== Opdracht ==
Beoordeel of deze uitspraken kloppen met het fragment over Lambertus. Antwoord per uitspraak met ja of nee, en citeer letterlijk de woorden uit het fragment die de doorslag geven.
1. De bewoners van Landau laten Lambertus het lichaam van Theodardus meenemen.
2. Lambertus vindt zichzelf te jong en onervaren om een bisdom te leiden.
3. Na het bezwaar van Lambertus kiezen de geestelijkheid en het volk een ander.

== Fragment ==
============

Zodra dit bericht Maastricht bereikt, gaat Lambertus naar Landau om de dode Theodardus te halen. In Landau echter hebben de bewoners de bisschop begraven en willen hem niet meer afstaan. Er zijn immers al verschillende wonderen en genezingen bij het graf gebeurd. Lambertus moet zonder de dode terugkeren. Als hij in Maastricht komt, verneemt hij, dat ondertussen de geestelijkheid en de groten van het rijk hem als opvolger van Theodardus hebben gekozen. Hij brengt ertegenin dat hij te jong en onervaren is om een bisdom te leiden of het te beschermen voor schendende handen. De geestelijkheid en het volk blijven bij de keuze. Hij draagt dagelijks het H. Misoffer op tot eerherstel voor de zonden van zijn bisdom. Orde, gerechtigheid en waarheid zijn in zijn huis.

============

== Aangeleverde gegevens ==
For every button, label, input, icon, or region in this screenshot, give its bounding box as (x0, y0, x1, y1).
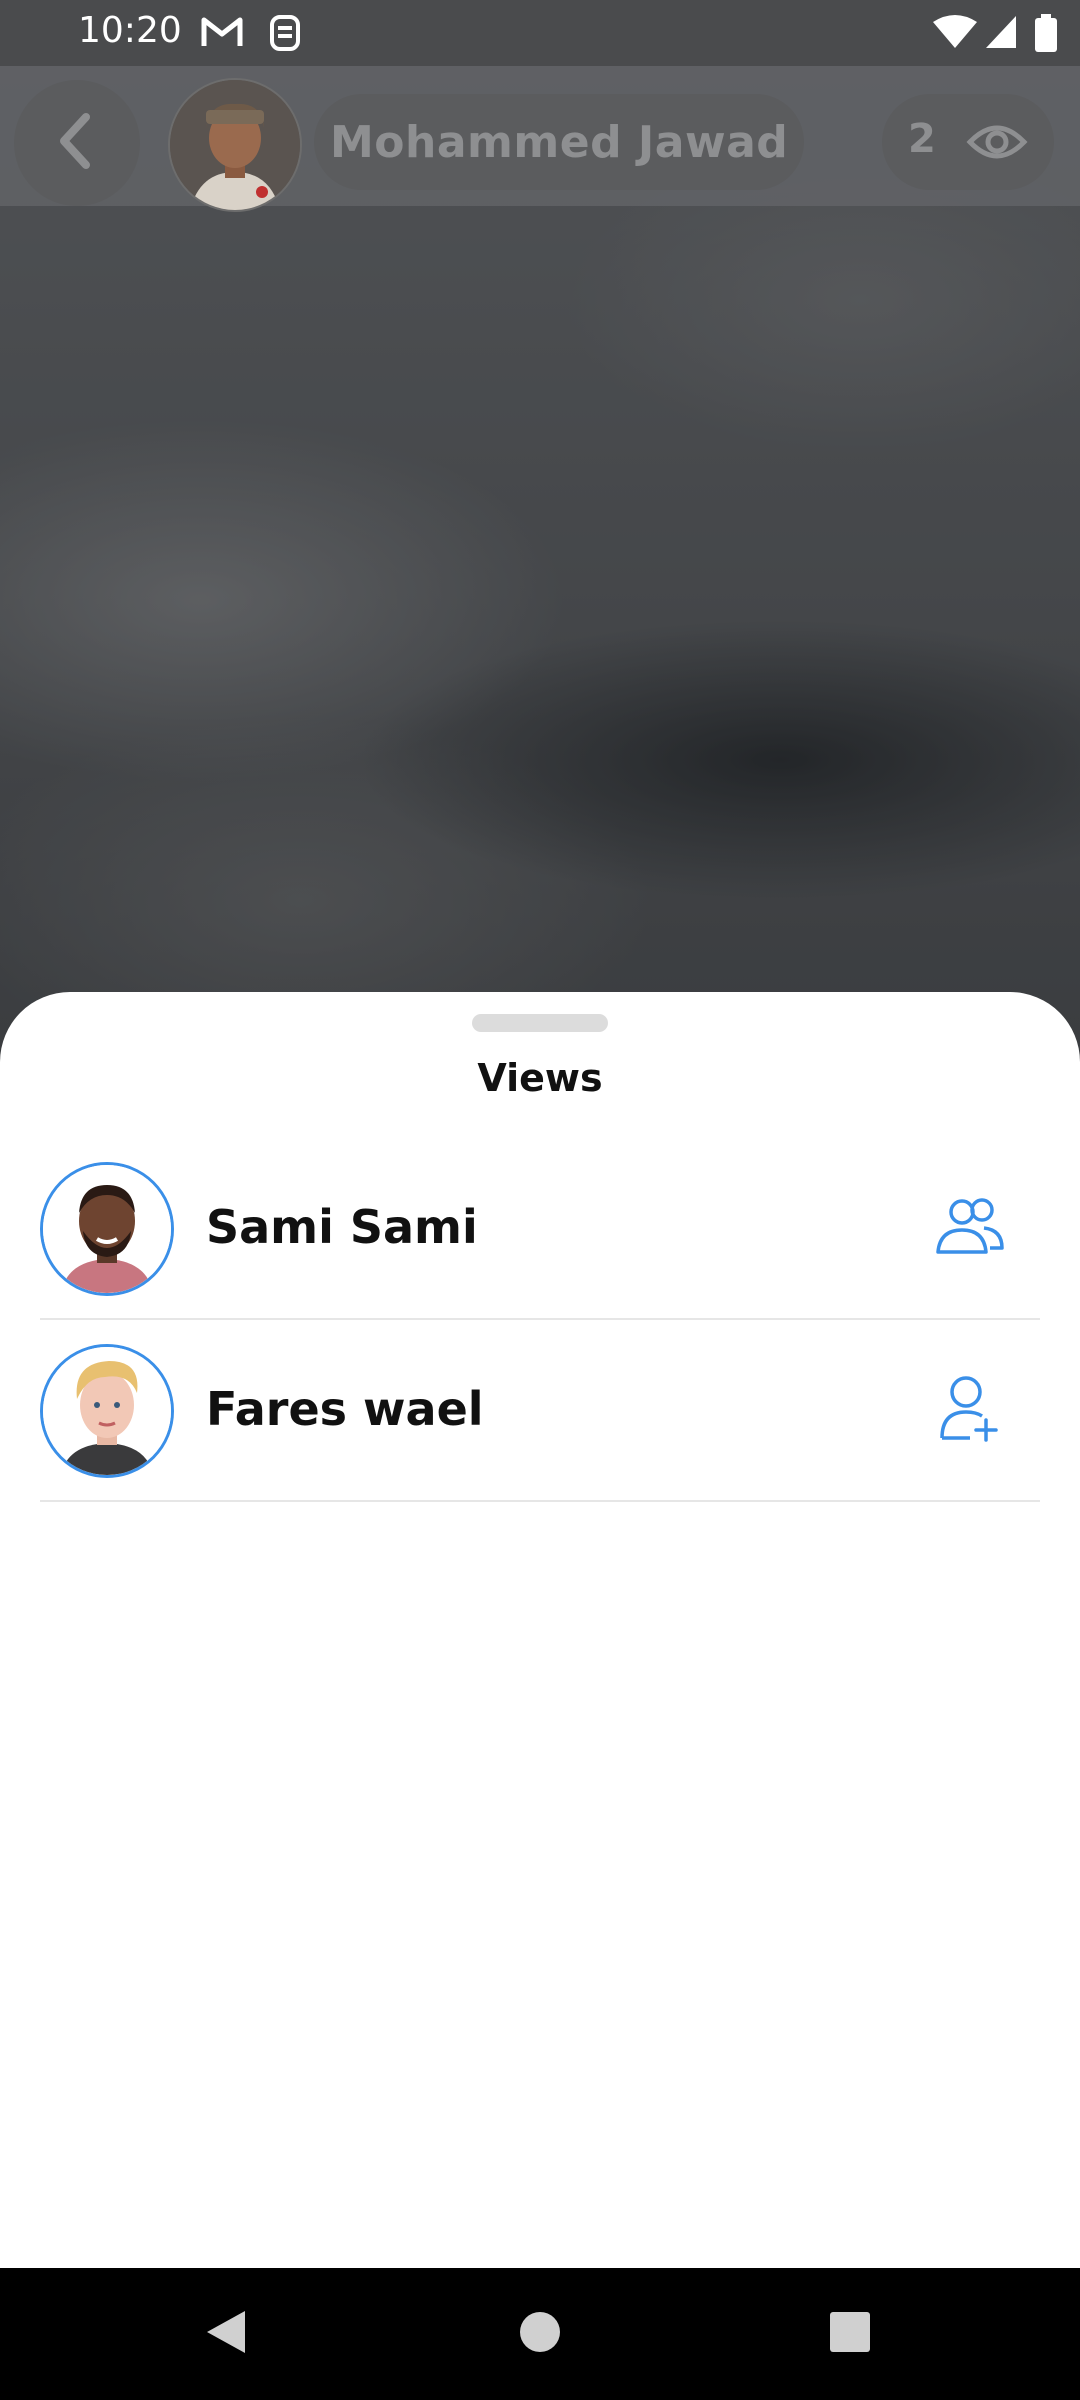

============

== Antwoord ==
1. Nee: "In Landau echter hebben de bewoners de bisschop begraven en willen hem niet meer afstaan."
2. Ja: "Hij brengt ertegenin dat hij te jong en onervaren is om een bisdom te leiden"
3. Nee: "De geestelijkheid en het volk blijven bij de keuze."